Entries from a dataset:
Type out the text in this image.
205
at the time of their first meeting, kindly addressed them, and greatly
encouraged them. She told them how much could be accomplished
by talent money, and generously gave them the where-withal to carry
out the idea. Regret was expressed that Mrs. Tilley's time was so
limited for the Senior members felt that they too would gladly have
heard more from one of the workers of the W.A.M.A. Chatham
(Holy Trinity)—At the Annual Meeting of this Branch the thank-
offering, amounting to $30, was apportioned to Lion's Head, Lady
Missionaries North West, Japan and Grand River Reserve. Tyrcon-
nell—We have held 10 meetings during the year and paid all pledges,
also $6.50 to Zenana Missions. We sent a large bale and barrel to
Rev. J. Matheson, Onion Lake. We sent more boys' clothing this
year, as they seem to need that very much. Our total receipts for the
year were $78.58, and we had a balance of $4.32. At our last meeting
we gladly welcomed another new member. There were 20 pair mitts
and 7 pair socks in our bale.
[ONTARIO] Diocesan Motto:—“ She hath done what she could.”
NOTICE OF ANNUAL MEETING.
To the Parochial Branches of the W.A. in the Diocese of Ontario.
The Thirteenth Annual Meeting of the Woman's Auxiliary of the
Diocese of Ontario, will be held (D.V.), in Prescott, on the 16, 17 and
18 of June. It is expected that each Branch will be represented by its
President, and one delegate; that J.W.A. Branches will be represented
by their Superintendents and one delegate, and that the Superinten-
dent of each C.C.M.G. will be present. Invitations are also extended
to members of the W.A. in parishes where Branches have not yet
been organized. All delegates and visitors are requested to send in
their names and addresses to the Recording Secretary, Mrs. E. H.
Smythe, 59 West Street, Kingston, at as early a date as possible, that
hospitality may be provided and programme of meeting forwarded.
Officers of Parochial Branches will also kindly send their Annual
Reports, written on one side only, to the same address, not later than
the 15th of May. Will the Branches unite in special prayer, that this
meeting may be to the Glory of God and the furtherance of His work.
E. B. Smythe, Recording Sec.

» Work required: Pull out all lines from the entries above in which the word "much" appears.

» Task response:
encouraged them. She told them how much could be accomplished
year, as they seem to need that very much. Our total receipts for the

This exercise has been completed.